## Requirement
Every record should be written out exactly, please.

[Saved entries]
┌──

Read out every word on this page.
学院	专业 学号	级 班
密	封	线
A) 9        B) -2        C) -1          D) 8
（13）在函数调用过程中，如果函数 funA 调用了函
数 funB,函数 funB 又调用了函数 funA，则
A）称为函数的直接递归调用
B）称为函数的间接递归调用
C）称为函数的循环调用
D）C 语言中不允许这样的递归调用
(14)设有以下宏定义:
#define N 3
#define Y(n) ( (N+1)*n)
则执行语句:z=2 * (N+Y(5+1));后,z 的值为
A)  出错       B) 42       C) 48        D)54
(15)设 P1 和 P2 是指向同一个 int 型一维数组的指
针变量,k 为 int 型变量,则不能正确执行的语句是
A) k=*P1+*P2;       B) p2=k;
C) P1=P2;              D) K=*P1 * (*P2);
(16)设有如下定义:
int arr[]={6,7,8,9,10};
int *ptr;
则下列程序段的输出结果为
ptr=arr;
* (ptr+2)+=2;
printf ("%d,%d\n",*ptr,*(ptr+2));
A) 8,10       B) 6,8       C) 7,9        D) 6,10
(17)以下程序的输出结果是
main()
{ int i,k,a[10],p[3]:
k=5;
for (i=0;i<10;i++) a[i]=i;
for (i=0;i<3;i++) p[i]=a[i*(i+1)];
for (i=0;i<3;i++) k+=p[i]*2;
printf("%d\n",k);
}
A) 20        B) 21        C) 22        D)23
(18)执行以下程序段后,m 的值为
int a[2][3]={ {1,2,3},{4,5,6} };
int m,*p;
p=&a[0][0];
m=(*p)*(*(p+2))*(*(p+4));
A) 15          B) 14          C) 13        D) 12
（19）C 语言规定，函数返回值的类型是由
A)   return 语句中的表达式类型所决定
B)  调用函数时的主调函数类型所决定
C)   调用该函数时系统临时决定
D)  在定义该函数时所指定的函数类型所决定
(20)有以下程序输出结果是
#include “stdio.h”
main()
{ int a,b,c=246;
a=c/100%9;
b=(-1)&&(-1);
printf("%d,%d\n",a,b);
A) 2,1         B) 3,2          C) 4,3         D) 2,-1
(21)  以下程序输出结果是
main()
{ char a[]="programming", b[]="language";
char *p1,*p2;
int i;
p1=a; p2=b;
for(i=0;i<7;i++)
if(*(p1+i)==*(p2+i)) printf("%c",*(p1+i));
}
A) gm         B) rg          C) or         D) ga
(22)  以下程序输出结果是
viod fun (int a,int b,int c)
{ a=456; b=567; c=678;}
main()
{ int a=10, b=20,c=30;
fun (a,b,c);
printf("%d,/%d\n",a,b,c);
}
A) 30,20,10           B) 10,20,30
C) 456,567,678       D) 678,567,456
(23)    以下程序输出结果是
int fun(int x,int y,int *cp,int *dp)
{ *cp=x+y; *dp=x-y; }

└──

## Response for this exercise
Read out every word on this page.
学院	专业 学号	级 班
密	封	线
A) 9        B) -2        C) -1          D) 8
（13）在函数调用过程中，如果函数 funA 调用了函
数 funB,函数 funB 又调用了函数 funA，则
A）称为函数的直接递归调用
B）称为函数的间接递归调用
C）称为函数的循环调用
D）C 语言中不允许这样的递归调用
(14)设有以下宏定义:
#define N 3
#define Y(n) ( (N+1)*n)
则执行语句:z=2 * (N+Y(5+1));后,z 的值为
A)  出错       B) 42       C) 48        D)54
(15)设 P1 和 P2 是指向同一个 int 型一维数组的指
针变量,k 为 int 型变量,则不能正确执行的语句是
A) k=*P1+*P2;       B) p2=k;
C) P1=P2;              D) K=*P1 * (*P2);
(16)设有如下定义:
int arr[]={6,7,8,9,10};
int *ptr;
则下列程序段的输出结果为
ptr=arr;
* (ptr+2)+=2;
printf ("%d,%d\n",*ptr,*(ptr+2));
A) 8,10       B) 6,8       C) 7,9        D) 6,10
(17)以下程序的输出结果是
main()
{ int i,k,a[10],p[3]:
k=5;
for (i=0;i<10;i++) a[i]=i;
for (i=0;i<3;i++) p[i]=a[i*(i+1)];
for (i=0;i<3;i++) k+=p[i]*2;
printf("%d\n",k);
}
A) 20        B) 21        C) 22        D)23
(18)执行以下程序段后,m 的值为
int a[2][3]={ {1,2,3},{4,5,6} };
int m,*p;
p=&a[0][0];
m=(*p)*(*(p+2))*(*(p+4));
A) 15          B) 14          C) 13        D) 12
（19）C 语言规定，函数返回值的类型是由
A)   return 语句中的表达式类型所决定
B)  调用函数时的主调函数类型所决定
C)   调用该函数时系统临时决定
D)  在定义该函数时所指定的函数类型所决定
(20)有以下程序输出结果是
#include “stdio.h”
main()
{ int a,b,c=246;
a=c/100%9;
b=(-1)&&(-1);
printf("%d,%d\n",a,b);
A) 2,1         B) 3,2          C) 4,3         D) 2,-1
(21)  以下程序输出结果是
main()
{ char a[]="programming", b[]="language";
char *p1,*p2;
int i;
p1=a; p2=b;
for(i=0;i<7;i++)
if(*(p1+i)==*(p2+i)) printf("%c",*(p1+i));
}
A) gm         B) rg          C) or         D) ga
(22)  以下程序输出结果是
viod fun (int a,int b,int c)
{ a=456; b=567; c=678;}
main()
{ int a=10, b=20,c=30;
fun (a,b,c);
printf("%d,/%d\n",a,b,c);
}
A) 30,20,10           B) 10,20,30
C) 456,567,678       D) 678,567,456
(23)    以下程序输出结果是
int fun(int x,int y,int *cp,int *dp)
{ *cp=x+y; *dp=x-y; }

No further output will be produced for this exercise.